* **What this task involves**
Output, with no changes, the span of lines that opens with the line containing "Transcribe this image's" and closes with the last line.

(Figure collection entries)
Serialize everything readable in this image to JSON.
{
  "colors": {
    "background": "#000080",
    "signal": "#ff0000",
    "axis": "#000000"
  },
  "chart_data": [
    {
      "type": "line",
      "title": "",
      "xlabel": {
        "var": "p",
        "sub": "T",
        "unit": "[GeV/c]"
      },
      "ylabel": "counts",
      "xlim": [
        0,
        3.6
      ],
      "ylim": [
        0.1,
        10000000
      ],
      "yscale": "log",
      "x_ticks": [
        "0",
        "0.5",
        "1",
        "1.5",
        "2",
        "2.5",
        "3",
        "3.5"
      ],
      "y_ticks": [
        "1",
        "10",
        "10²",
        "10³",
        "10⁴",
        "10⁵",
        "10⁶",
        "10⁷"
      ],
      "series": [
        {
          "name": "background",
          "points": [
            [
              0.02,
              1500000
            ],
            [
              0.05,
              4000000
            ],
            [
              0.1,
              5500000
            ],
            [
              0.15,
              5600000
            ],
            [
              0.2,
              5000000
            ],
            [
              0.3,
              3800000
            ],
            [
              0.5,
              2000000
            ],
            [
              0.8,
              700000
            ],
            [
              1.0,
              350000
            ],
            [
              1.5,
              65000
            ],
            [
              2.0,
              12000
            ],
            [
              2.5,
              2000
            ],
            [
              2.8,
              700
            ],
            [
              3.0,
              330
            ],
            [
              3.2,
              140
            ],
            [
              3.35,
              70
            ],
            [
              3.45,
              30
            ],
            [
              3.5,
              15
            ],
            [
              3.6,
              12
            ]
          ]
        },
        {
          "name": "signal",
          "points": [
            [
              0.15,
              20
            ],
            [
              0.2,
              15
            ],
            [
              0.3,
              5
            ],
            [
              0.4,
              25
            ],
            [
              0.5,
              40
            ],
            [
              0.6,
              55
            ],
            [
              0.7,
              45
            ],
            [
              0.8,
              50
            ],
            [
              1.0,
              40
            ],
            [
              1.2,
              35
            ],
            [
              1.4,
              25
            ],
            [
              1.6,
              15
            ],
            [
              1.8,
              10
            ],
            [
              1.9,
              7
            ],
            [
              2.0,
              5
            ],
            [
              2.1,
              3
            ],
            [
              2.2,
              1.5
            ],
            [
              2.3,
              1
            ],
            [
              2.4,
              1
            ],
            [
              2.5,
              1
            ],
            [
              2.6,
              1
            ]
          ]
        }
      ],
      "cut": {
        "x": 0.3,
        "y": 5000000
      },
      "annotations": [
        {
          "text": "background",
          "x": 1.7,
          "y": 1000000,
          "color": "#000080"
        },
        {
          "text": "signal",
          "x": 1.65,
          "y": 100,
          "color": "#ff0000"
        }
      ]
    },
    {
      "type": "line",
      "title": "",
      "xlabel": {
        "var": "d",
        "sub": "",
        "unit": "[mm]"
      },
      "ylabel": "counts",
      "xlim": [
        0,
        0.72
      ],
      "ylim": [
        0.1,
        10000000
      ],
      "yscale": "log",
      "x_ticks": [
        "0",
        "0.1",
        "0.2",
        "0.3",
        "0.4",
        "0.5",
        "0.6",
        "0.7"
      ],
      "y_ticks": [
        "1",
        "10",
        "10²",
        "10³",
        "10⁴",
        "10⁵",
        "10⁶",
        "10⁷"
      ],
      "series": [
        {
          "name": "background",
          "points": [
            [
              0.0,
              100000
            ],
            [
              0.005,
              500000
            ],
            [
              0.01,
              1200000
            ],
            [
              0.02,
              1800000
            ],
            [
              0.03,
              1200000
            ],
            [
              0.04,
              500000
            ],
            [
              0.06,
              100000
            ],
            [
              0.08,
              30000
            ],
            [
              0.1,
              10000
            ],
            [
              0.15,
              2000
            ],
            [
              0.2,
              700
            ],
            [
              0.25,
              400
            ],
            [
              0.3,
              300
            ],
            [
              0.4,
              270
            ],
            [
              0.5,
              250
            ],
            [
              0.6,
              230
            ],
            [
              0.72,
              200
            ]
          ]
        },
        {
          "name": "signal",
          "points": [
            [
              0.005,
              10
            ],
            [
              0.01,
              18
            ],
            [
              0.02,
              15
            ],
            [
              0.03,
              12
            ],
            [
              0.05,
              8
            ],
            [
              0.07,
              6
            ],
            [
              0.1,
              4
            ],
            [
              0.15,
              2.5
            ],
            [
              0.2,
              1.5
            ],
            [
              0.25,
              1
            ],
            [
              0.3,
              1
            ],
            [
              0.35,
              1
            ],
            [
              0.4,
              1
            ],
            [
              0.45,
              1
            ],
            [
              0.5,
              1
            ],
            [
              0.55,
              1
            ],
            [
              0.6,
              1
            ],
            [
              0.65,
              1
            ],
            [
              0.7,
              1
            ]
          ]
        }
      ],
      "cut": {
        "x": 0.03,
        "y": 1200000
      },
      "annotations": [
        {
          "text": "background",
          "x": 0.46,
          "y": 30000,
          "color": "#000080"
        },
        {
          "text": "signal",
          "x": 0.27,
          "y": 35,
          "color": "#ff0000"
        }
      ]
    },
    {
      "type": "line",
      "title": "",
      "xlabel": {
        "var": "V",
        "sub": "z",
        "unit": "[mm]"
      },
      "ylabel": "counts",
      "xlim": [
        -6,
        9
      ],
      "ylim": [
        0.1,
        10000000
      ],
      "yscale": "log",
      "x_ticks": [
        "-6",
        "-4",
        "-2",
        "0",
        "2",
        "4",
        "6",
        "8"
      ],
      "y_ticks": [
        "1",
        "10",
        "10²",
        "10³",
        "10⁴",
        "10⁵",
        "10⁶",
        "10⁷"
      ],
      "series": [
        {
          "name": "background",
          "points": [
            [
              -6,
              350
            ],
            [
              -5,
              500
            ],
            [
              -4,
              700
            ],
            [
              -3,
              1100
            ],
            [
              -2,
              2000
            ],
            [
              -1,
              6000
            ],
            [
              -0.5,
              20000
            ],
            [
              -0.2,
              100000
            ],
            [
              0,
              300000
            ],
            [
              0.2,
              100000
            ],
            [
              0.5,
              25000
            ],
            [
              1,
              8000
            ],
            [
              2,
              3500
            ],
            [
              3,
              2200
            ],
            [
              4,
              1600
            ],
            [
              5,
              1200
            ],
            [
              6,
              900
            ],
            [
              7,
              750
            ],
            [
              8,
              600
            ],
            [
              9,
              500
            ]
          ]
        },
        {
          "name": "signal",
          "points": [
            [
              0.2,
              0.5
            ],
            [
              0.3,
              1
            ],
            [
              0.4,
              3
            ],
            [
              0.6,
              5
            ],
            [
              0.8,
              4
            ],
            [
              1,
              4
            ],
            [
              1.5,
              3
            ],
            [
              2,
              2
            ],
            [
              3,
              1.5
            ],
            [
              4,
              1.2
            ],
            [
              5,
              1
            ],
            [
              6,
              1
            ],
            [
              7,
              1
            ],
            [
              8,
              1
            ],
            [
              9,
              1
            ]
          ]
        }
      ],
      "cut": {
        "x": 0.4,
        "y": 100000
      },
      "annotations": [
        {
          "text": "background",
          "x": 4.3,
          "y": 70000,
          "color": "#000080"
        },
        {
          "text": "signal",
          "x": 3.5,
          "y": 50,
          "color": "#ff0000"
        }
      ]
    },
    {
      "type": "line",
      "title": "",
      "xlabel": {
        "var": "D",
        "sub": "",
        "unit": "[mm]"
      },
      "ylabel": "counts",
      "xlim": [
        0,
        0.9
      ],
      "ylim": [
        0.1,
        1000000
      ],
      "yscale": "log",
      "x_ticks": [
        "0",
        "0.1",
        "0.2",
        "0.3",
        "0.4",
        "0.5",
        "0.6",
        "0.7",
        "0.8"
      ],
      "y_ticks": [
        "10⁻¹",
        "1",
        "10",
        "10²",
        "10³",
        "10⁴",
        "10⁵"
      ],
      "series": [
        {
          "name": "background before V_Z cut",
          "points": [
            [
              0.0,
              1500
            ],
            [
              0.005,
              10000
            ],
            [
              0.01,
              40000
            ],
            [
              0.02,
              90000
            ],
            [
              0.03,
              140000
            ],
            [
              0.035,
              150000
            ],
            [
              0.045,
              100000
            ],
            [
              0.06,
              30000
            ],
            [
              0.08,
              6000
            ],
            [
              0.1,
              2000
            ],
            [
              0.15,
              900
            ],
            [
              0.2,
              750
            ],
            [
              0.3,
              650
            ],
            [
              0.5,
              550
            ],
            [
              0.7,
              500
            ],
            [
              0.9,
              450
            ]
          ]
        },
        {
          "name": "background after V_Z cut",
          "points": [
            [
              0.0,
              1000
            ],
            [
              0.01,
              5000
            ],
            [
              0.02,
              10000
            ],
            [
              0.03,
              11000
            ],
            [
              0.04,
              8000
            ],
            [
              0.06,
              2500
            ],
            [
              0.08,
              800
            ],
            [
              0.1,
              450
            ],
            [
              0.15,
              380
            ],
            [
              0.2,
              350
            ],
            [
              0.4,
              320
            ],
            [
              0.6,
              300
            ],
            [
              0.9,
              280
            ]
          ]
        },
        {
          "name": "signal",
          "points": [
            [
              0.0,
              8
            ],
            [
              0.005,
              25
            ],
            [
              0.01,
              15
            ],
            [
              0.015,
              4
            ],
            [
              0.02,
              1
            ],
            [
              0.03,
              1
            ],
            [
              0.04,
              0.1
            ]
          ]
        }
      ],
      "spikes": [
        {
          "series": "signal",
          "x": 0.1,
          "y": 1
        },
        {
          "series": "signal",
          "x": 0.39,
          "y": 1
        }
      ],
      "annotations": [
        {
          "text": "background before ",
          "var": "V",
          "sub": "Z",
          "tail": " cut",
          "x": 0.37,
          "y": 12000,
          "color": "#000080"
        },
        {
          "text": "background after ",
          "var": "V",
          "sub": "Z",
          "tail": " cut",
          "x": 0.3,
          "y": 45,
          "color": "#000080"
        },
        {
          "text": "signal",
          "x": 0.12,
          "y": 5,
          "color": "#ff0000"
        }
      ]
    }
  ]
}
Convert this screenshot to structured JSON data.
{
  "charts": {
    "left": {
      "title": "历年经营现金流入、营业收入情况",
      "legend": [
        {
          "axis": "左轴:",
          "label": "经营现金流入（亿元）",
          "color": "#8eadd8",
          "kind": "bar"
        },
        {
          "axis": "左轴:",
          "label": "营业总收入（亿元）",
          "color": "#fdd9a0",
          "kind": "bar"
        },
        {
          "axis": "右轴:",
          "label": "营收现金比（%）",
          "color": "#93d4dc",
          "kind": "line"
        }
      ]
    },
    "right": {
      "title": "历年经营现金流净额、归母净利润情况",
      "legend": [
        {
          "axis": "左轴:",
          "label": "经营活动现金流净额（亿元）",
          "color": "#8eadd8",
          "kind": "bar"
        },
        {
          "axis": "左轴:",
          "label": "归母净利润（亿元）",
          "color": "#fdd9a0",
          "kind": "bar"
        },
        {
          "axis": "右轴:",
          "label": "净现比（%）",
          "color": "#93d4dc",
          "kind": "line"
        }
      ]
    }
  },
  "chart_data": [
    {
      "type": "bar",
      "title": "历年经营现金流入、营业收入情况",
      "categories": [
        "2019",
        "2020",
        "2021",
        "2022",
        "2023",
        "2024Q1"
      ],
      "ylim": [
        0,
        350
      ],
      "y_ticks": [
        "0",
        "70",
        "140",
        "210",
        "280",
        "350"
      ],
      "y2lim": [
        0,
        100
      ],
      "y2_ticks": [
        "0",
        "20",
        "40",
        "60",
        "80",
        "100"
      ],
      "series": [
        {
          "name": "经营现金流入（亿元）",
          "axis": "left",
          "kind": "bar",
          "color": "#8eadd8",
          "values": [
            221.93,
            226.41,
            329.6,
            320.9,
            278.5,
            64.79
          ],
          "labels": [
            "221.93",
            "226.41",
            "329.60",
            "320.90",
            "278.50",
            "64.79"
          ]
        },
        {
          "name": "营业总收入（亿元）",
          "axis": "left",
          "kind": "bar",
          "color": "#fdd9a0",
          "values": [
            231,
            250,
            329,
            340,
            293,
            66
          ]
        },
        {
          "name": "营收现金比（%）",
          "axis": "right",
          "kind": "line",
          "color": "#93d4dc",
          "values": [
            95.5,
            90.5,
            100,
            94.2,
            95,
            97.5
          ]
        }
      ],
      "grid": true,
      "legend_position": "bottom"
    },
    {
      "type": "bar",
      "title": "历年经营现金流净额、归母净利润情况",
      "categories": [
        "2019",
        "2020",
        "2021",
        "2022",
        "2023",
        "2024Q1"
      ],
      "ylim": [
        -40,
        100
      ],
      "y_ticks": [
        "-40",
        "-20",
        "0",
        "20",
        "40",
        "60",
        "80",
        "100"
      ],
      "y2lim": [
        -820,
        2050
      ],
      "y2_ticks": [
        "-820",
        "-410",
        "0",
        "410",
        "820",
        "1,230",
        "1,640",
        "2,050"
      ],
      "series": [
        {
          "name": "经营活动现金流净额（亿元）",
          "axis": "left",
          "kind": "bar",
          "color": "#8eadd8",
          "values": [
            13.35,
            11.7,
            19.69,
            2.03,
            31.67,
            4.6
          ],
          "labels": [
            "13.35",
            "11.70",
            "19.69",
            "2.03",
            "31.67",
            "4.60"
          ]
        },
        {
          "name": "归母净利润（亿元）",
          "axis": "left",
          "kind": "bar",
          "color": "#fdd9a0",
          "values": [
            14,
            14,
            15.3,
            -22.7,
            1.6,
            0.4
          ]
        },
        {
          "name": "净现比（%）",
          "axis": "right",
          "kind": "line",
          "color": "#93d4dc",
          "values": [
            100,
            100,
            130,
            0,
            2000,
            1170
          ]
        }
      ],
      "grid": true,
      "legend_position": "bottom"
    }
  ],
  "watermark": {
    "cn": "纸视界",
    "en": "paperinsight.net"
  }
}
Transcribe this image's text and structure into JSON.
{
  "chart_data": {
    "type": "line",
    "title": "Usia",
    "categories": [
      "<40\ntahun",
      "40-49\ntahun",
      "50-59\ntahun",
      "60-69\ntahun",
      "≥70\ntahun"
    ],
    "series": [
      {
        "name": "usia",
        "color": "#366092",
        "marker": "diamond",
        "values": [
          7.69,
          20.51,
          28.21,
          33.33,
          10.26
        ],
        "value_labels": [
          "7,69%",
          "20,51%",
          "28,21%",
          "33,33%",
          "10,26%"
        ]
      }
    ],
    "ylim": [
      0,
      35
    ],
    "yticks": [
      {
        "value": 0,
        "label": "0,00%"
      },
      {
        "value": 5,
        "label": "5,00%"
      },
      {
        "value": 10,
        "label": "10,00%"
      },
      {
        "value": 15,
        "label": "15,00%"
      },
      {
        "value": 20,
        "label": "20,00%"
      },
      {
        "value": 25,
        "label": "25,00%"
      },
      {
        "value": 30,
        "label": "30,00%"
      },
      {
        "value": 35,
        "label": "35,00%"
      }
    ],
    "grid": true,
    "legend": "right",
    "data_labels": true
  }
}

* **The reply**
Transcribe this image's text and structure into JSON.
{
  "chart_data": {
    "type": "line",
    "title": "Usia",
    "categories": [
      "<40\ntahun",
      "40-49\ntahun",
      "50-59\ntahun",
      "60-69\ntahun",
      "≥70\ntahun"
    ],
    "series": [
      {
        "name": "usia",
        "color": "#366092",
        "marker": "diamond",
        "values": [
          7.69,
          20.51,
          28.21,
          33.33,
          10.26
        ],
        "value_labels": [
          "7,69%",
          "20,51%",
          "28,21%",
          "33,33%",
          "10,26%"
        ]
      }
    ],
    "ylim": [
      0,
      35
    ],
    "yticks": [
      {
        "value": 0,
        "label": "0,00%"
      },
      {
        "value": 5,
        "label": "5,00%"
      },
      {
        "value": 10,
        "label": "10,00%"
      },
      {
        "value": 15,
        "label": "15,00%"
      },
      {
        "value": 20,
        "label": "20,00%"
      },
      {
        "value": 25,
        "label": "25,00%"
      },
      {
        "value": 30,
        "label": "30,00%"
      },
      {
        "value": 35,
        "label": "35,00%"
      }
    ],
    "grid": true,
    "legend": "right",
    "data_labels": true
  }
}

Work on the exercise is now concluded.